» **WHAT THE TASK ASKS**
Go through the data below. Pull out every line that has the word "type".

» **DATA FOR THIS EXERCISE**
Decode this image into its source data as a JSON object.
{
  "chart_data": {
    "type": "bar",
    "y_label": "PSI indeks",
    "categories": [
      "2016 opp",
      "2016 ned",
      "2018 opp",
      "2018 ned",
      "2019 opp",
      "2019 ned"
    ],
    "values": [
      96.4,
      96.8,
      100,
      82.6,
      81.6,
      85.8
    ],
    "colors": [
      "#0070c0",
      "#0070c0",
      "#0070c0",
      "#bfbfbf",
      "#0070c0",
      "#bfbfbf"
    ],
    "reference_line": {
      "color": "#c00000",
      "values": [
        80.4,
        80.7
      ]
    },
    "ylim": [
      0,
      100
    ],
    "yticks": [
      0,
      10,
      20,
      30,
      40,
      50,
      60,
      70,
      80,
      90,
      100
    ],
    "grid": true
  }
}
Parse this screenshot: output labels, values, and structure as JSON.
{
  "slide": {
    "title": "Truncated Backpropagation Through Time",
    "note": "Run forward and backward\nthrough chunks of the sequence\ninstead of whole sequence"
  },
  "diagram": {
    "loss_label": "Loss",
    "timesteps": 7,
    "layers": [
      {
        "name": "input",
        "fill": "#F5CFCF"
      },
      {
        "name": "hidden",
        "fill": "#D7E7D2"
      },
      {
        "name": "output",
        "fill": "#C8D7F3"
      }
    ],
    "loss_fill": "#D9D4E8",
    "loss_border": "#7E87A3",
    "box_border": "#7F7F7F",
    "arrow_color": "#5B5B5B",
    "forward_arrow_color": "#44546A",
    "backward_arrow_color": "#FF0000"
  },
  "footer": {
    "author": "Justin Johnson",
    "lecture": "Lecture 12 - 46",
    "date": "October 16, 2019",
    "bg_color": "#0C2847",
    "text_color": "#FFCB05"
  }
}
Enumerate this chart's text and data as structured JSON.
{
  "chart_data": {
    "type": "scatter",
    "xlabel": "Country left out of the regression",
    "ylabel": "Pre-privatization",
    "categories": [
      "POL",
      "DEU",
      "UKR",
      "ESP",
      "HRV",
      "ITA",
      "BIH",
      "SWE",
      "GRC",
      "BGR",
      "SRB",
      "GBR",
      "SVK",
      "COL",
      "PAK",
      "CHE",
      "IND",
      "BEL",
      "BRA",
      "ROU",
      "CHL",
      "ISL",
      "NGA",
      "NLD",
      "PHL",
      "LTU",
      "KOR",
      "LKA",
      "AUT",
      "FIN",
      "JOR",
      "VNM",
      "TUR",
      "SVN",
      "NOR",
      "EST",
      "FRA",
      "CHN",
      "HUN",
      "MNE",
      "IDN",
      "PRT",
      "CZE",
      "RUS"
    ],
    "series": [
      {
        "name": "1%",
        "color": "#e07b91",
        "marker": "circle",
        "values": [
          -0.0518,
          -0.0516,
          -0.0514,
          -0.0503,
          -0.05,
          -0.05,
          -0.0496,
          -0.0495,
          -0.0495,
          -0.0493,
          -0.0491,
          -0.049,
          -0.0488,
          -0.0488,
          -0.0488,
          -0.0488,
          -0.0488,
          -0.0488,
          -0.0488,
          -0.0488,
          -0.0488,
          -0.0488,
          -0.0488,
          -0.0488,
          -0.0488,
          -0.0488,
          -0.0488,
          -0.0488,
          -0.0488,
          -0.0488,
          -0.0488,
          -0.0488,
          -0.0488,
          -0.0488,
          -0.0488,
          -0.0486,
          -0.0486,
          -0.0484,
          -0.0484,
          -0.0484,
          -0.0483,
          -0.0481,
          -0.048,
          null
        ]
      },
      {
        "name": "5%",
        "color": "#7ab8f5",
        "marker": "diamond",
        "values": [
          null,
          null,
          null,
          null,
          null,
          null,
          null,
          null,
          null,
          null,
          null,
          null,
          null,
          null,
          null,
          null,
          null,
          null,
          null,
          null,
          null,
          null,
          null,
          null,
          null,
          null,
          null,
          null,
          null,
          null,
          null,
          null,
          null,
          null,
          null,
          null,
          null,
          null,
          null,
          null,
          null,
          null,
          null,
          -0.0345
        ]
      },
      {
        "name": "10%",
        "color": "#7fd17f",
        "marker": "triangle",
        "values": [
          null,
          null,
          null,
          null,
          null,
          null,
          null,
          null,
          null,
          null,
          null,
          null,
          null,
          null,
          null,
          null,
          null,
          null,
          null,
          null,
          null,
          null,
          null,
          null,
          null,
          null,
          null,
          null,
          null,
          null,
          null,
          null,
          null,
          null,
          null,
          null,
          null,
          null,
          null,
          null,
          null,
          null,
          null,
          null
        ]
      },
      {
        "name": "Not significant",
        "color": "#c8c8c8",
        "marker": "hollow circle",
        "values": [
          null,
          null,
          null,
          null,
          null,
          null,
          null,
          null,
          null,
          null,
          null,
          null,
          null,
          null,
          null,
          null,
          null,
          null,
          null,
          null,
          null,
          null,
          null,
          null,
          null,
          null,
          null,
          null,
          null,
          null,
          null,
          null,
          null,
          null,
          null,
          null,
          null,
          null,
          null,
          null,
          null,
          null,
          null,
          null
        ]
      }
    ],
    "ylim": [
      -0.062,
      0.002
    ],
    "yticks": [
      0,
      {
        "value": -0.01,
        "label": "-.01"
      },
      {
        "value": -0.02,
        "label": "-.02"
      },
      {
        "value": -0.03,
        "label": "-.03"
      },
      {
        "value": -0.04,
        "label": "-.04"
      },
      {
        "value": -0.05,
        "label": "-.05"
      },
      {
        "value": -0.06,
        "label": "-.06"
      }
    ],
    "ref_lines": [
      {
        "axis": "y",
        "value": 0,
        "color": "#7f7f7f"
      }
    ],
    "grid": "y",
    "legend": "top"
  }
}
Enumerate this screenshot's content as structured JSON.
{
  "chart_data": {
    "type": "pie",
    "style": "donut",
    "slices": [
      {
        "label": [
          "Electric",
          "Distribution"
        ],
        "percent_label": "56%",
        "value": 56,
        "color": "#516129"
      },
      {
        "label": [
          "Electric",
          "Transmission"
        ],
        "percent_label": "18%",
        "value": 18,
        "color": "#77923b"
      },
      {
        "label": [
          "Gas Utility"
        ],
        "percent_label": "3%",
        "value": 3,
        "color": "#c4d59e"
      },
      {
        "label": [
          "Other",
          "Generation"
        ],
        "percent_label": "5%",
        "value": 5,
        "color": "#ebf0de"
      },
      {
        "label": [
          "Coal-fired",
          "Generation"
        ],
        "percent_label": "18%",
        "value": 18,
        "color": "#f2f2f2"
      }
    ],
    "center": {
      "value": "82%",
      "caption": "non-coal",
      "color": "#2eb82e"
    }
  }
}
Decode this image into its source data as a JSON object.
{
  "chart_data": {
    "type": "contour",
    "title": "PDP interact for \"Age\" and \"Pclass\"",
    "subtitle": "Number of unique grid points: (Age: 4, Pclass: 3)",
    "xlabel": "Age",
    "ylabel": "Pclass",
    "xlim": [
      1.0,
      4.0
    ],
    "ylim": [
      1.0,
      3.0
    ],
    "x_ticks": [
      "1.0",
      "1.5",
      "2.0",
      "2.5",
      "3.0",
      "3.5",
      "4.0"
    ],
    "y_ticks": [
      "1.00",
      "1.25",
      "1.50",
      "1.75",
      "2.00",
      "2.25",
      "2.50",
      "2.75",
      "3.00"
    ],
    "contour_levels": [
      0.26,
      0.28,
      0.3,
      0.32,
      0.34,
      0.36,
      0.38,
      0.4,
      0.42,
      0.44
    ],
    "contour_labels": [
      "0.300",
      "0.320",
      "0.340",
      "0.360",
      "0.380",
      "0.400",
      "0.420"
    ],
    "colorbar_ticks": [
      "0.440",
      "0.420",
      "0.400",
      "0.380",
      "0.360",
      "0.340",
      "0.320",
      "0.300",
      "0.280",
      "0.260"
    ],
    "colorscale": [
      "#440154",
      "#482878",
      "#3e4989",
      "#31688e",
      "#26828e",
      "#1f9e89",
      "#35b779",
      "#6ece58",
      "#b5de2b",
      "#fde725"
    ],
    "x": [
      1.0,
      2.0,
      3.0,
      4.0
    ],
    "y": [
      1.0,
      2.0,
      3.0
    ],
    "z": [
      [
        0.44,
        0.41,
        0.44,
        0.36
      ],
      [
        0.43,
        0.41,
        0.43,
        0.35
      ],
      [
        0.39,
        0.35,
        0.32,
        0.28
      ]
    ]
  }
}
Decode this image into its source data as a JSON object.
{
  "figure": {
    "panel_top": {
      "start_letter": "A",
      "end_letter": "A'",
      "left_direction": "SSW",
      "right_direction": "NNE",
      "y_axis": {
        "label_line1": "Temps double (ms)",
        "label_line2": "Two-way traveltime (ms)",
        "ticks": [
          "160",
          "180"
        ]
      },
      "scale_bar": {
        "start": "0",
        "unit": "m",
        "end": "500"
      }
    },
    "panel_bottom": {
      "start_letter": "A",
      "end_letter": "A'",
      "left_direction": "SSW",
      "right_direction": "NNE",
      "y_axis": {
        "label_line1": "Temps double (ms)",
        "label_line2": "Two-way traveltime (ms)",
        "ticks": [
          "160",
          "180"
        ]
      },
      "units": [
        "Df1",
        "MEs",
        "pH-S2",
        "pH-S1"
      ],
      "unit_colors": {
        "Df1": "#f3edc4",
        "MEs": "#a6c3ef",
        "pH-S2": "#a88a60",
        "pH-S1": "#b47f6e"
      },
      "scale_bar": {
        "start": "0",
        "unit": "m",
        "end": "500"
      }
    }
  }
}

» **EXPECTED ANSWER**
    "type": "bar",
    "type": "scatter",
    "type": "pie",
    "type": "contour",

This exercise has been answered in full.